++++ MATERIAL SUPPLIED

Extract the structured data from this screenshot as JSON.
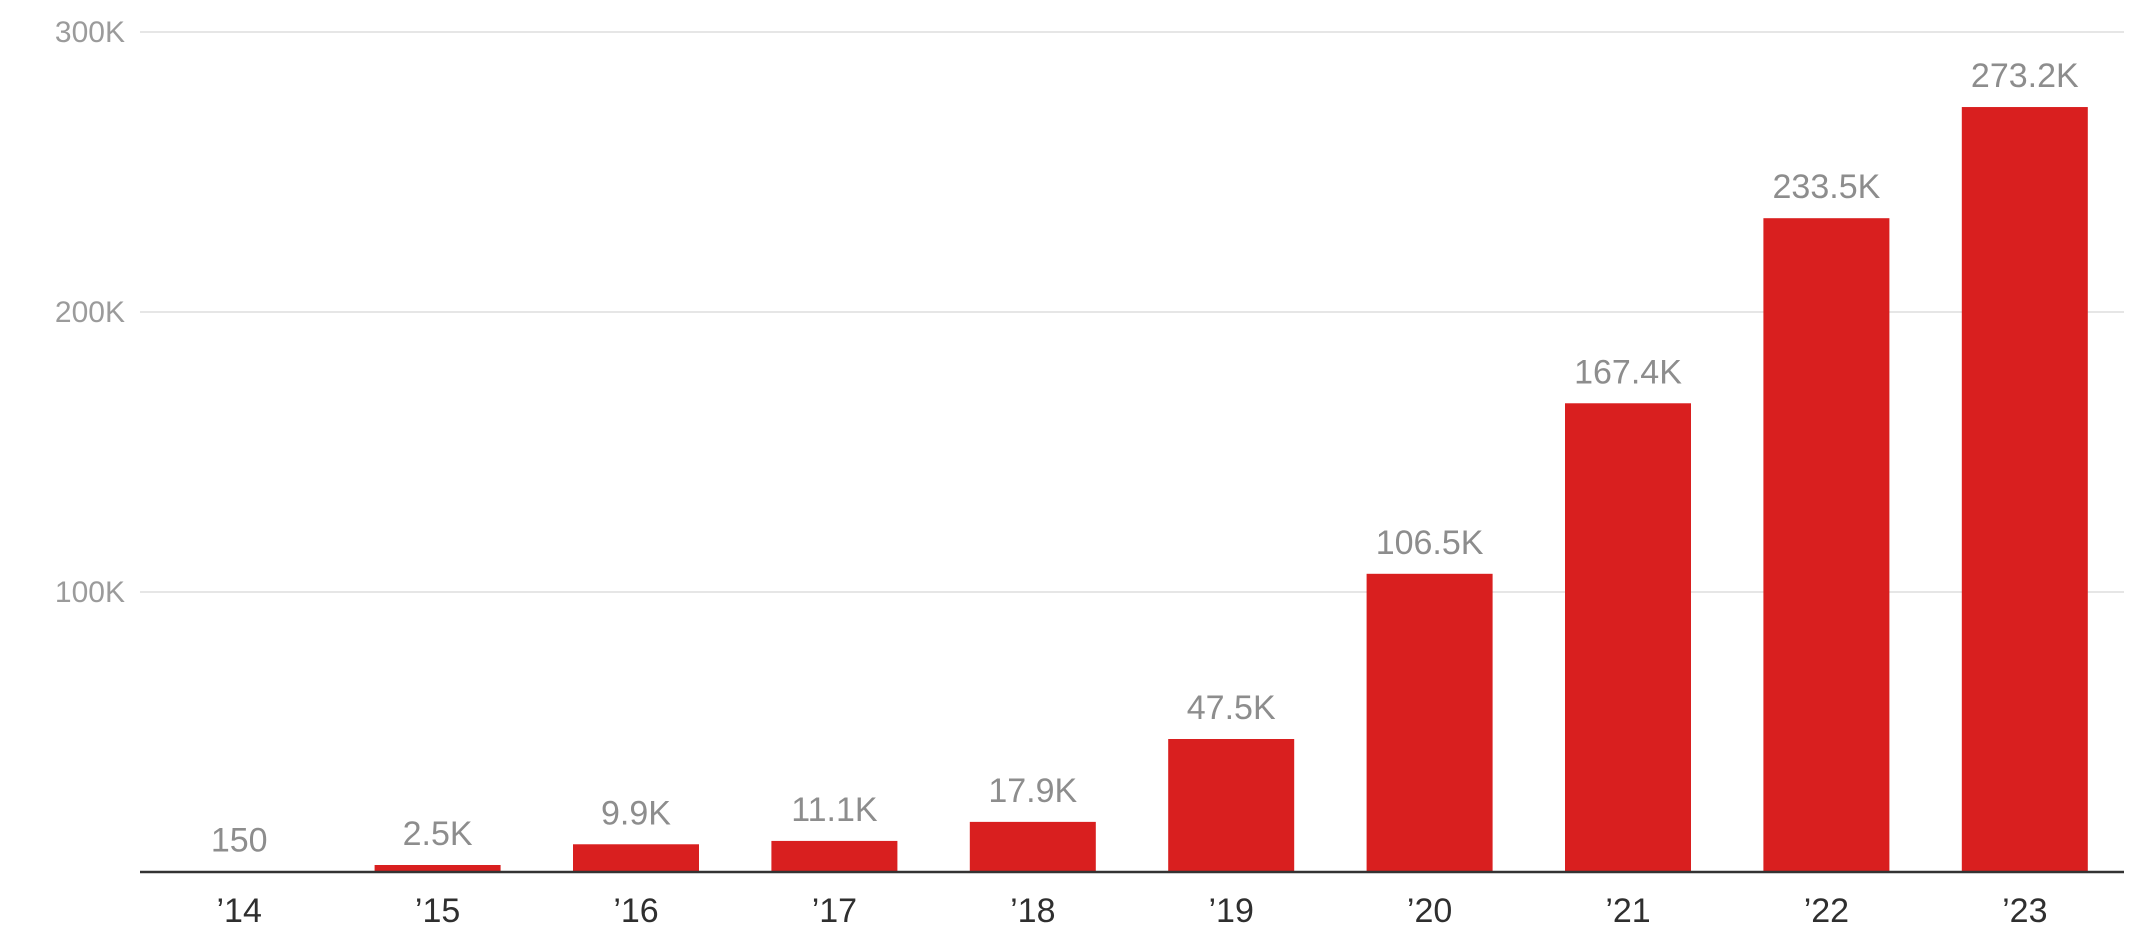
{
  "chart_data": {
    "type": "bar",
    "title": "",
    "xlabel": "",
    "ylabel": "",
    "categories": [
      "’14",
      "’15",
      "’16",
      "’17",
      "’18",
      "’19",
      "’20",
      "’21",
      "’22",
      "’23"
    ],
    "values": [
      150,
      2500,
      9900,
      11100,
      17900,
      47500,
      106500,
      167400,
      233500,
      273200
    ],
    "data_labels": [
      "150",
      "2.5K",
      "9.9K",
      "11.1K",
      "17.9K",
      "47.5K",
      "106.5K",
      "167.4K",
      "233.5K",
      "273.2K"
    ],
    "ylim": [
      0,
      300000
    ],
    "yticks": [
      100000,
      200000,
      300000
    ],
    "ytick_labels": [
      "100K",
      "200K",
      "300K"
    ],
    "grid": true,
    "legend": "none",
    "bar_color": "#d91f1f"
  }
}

++++++++
++++ MATERIAL SUPPLIED

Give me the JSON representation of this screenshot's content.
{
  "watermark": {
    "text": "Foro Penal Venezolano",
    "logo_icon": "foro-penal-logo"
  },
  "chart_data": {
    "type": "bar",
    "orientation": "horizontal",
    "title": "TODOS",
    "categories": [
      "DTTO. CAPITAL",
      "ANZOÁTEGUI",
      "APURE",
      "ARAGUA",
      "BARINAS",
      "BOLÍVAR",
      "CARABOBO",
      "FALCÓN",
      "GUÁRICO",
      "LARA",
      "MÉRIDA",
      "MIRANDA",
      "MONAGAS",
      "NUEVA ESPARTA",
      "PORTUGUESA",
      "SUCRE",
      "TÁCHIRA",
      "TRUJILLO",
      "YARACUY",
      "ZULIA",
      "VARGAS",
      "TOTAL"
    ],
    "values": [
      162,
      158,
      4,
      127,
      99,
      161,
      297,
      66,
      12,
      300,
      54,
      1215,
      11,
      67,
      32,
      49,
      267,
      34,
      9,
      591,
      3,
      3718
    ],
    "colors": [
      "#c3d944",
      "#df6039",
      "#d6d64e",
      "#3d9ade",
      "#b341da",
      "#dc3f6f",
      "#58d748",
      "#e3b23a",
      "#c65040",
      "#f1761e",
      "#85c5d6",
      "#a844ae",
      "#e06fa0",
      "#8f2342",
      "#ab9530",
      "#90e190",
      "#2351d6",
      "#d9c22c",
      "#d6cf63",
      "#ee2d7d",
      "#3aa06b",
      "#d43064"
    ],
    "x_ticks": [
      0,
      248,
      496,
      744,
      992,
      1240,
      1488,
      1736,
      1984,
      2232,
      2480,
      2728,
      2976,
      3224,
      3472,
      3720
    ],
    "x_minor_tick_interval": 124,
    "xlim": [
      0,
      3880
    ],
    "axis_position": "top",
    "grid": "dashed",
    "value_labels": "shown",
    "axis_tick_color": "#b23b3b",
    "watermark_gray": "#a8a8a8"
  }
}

++++++++

### WHAT THE TASK REQUIRES:
Show every line from the entries above in which the word "JSON" appears.

### TASK RESPONSE:
Extract the structured data from this screenshot as JSON.
Give me the JSON representation of this screenshot's content.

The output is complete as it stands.